* **BRIEF**
Exactly repeat the full listing that follows.

* **PROVIDED RECORDS**
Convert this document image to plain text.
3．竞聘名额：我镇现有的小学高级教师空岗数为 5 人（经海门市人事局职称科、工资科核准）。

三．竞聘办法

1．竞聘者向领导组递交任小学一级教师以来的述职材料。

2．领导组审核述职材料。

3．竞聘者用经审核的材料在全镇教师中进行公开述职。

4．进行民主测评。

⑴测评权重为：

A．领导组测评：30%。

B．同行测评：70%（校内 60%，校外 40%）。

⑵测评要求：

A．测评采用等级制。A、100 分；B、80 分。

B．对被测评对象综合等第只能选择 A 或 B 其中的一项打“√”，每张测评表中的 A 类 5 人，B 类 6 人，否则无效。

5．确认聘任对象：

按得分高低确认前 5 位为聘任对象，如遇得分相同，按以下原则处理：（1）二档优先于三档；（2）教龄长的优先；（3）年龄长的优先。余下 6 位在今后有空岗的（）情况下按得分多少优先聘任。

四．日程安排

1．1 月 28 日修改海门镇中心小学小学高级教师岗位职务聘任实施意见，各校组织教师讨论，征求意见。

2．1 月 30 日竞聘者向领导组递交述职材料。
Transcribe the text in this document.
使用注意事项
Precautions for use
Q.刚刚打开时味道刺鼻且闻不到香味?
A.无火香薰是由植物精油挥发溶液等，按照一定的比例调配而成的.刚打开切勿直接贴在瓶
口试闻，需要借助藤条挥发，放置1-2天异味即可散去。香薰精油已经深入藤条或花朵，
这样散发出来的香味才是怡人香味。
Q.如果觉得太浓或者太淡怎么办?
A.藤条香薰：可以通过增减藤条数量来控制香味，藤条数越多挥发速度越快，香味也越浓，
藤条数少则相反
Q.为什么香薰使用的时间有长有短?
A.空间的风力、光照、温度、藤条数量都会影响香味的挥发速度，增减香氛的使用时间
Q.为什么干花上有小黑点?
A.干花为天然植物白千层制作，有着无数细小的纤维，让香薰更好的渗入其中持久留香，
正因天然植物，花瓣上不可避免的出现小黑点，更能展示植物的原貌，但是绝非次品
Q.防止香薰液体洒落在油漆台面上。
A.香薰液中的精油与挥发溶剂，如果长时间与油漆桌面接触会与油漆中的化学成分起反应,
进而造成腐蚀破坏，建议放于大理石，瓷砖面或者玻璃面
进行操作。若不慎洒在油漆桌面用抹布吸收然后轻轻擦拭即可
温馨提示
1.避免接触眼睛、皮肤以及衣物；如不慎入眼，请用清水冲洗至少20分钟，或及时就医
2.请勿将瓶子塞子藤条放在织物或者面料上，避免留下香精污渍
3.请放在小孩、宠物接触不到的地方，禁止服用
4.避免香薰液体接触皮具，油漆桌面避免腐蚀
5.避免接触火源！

* **REPLY**
Convert this document image to plain text.
3．竞聘名额：我镇现有的小学高级教师空岗数为 5 人（经海门市人事局职称科、工资科核准）。

三．竞聘办法

1．竞聘者向领导组递交任小学一级教师以来的述职材料。

2．领导组审核述职材料。

3．竞聘者用经审核的材料在全镇教师中进行公开述职。

4．进行民主测评。

⑴测评权重为：

A．领导组测评：30%。

B．同行测评：70%（校内 60%，校外 40%）。

⑵测评要求：

A．测评采用等级制。A、100 分；B、80 分。

B．对被测评对象综合等第只能选择 A 或 B 其中的一项打“√”，每张测评表中的 A 类 5 人，B 类 6 人，否则无效。

5．确认聘任对象：

按得分高低确认前 5 位为聘任对象，如遇得分相同，按以下原则处理：（1）二档优先于三档；（2）教龄长的优先；（3）年龄长的优先。余下 6 位在今后有空岗的（）情况下按得分多少优先聘任。

四．日程安排

1．1 月 28 日修改海门镇中心小学小学高级教师岗位职务聘任实施意见，各校组织教师讨论，征求意见。

2．1 月 30 日竞聘者向领导组递交述职材料。
Transcribe the text in this document.
使用注意事项
Precautions for use
Q.刚刚打开时味道刺鼻且闻不到香味?
A.无火香薰是由植物精油挥发溶液等，按照一定的比例调配而成的.刚打开切勿直接贴在瓶
口试闻，需要借助藤条挥发，放置1-2天异味即可散去。香薰精油已经深入藤条或花朵，
这样散发出来的香味才是怡人香味。
Q.如果觉得太浓或者太淡怎么办?
A.藤条香薰：可以通过增减藤条数量来控制香味，藤条数越多挥发速度越快，香味也越浓，
藤条数少则相反
Q.为什么香薰使用的时间有长有短?
A.空间的风力、光照、温度、藤条数量都会影响香味的挥发速度，增减香氛的使用时间
Q.为什么干花上有小黑点?
A.干花为天然植物白千层制作，有着无数细小的纤维，让香薰更好的渗入其中持久留香，
正因天然植物，花瓣上不可避免的出现小黑点，更能展示植物的原貌，但是绝非次品
Q.防止香薰液体洒落在油漆台面上。
A.香薰液中的精油与挥发溶剂，如果长时间与油漆桌面接触会与油漆中的化学成分起反应,
进而造成腐蚀破坏，建议放于大理石，瓷砖面或者玻璃面
进行操作。若不慎洒在油漆桌面用抹布吸收然后轻轻擦拭即可
温馨提示
1.避免接触眼睛、皮肤以及衣物；如不慎入眼，请用清水冲洗至少20分钟，或及时就医
2.请勿将瓶子塞子藤条放在织物或者面料上，避免留下香精污渍
3.请放在小孩、宠物接触不到的地方，禁止服用
4.避免香薰液体接触皮具，油漆桌面避免腐蚀
5.避免接触火源！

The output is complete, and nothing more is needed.